-- START --

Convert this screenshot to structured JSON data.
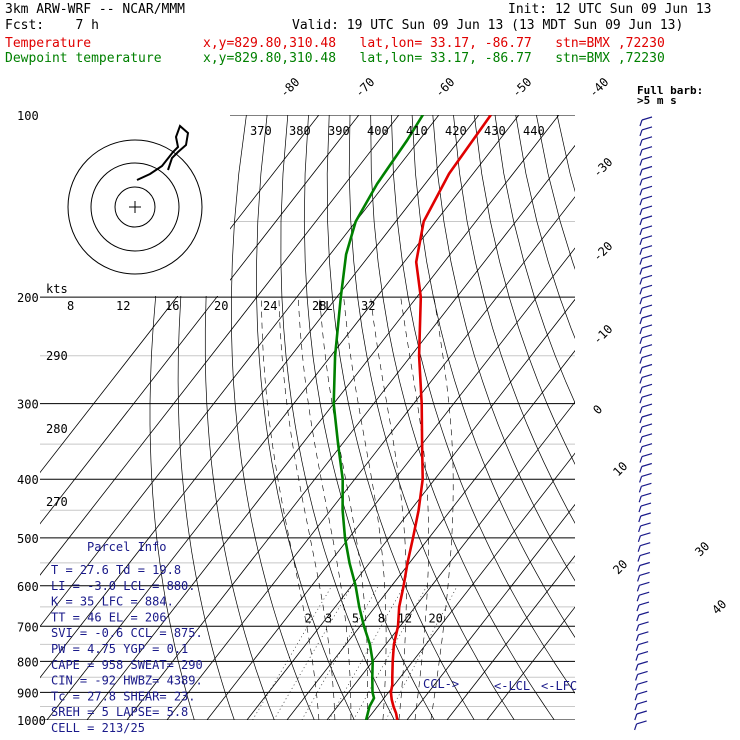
{
  "header": {
    "model": "3km ARW-WRF -- NCAR/MMM",
    "init": "Init: 12 UTC Sun 09 Jun 13",
    "fcst": "Fcst:    7 h",
    "valid": "Valid: 19 UTC Sun 09 Jun 13 (13 MDT Sun 09 Jun 13)",
    "temp_label": "Temperature",
    "temp_loc": "x,y=829.80,310.48   lat,lon= 33.17, -86.77   stn=BMX ,72230",
    "dew_label": "Dewpoint temperature",
    "dew_loc": "x,y=829.80,310.48   lat,lon= 33.17, -86.77   stn=BMX ,72230"
  },
  "colors": {
    "temperature": "#e00000",
    "dewpoint": "#008000",
    "parcel_text": "#1a1a8a",
    "barbs": "#1a1a8a"
  },
  "chart_data": {
    "type": "line",
    "pressure_levels": [
      100,
      200,
      300,
      400,
      500,
      600,
      700,
      800,
      900,
      1000
    ],
    "pressure_labels": [
      "100",
      "200",
      "300",
      "400",
      "500",
      "600",
      "700",
      "800",
      "900",
      "1000"
    ],
    "isotherm_labels": [
      "-80",
      "-70",
      "-60",
      "-50",
      "-40",
      "-30",
      "-20",
      "-10",
      "0",
      "10",
      "20",
      "30",
      "40"
    ],
    "theta_top_labels": [
      "370",
      "380",
      "390",
      "400",
      "410",
      "420",
      "430",
      "440"
    ],
    "dry_adiabat_labels": [
      "290",
      "280",
      "270"
    ],
    "hodograph_speed_labels": [
      "8",
      "12",
      "16",
      "20",
      "24",
      "28",
      "32"
    ],
    "mixing_ratio_labels": [
      "2",
      "3",
      "5",
      "8",
      "12",
      "20"
    ],
    "kts_label": "kts",
    "full_barb": "Full barb:",
    "full_barb_unit": ">5 m s",
    "level_markers": {
      "el": "EL",
      "ccl": "CCL",
      "lcl": "LCL",
      "lfc": "LFC"
    },
    "series": [
      {
        "name": "Temperature",
        "points": [
          [
            1000,
            27.6
          ],
          [
            975,
            26
          ],
          [
            950,
            24
          ],
          [
            925,
            22.2
          ],
          [
            900,
            20.6
          ],
          [
            875,
            19.5
          ],
          [
            850,
            18
          ],
          [
            800,
            15
          ],
          [
            750,
            12
          ],
          [
            700,
            9.5
          ],
          [
            650,
            6
          ],
          [
            600,
            3
          ],
          [
            550,
            -0.5
          ],
          [
            500,
            -4
          ],
          [
            450,
            -8
          ],
          [
            400,
            -13
          ],
          [
            350,
            -20
          ],
          [
            300,
            -28
          ],
          [
            250,
            -38
          ],
          [
            200,
            -49
          ],
          [
            175,
            -57
          ],
          [
            150,
            -63
          ],
          [
            125,
            -66
          ],
          [
            100,
            -67
          ]
        ]
      },
      {
        "name": "Dewpoint temperature",
        "points": [
          [
            1000,
            19.8
          ],
          [
            950,
            18
          ],
          [
            920,
            17.5
          ],
          [
            900,
            16
          ],
          [
            850,
            13
          ],
          [
            800,
            10
          ],
          [
            750,
            6
          ],
          [
            700,
            1
          ],
          [
            650,
            -4
          ],
          [
            600,
            -9
          ],
          [
            550,
            -15
          ],
          [
            500,
            -21
          ],
          [
            450,
            -27
          ],
          [
            400,
            -33
          ],
          [
            350,
            -41
          ],
          [
            300,
            -50
          ],
          [
            250,
            -59
          ],
          [
            200,
            -69
          ],
          [
            170,
            -76
          ],
          [
            150,
            -80
          ],
          [
            130,
            -82
          ],
          [
            110,
            -83
          ],
          [
            100,
            -84
          ]
        ]
      }
    ]
  },
  "parcel": {
    "title": "Parcel Info",
    "lines": [
      "T  =   27.6 Td =  19.8",
      "LI =   -3.0 LCL =  880.",
      "K  =     35 LFC =  884.",
      "TT =     46 EL  =  206",
      "SVI =  -0.6 CCL =  875.",
      "PW =   4.75 YGP =   0.1",
      "CAPE =  958 SWEAT=  290",
      "CIN =   -92 HWBZ= 4389.",
      "Tc =   27.8 SHEAR=  23.",
      "SREH =    5 LAPSE=  5.8",
      "CELL = 213/25"
    ]
  }
}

-- END --

State how many lines of the listing above include the word "name". Give nothing but the number.

Result of this exercise: 2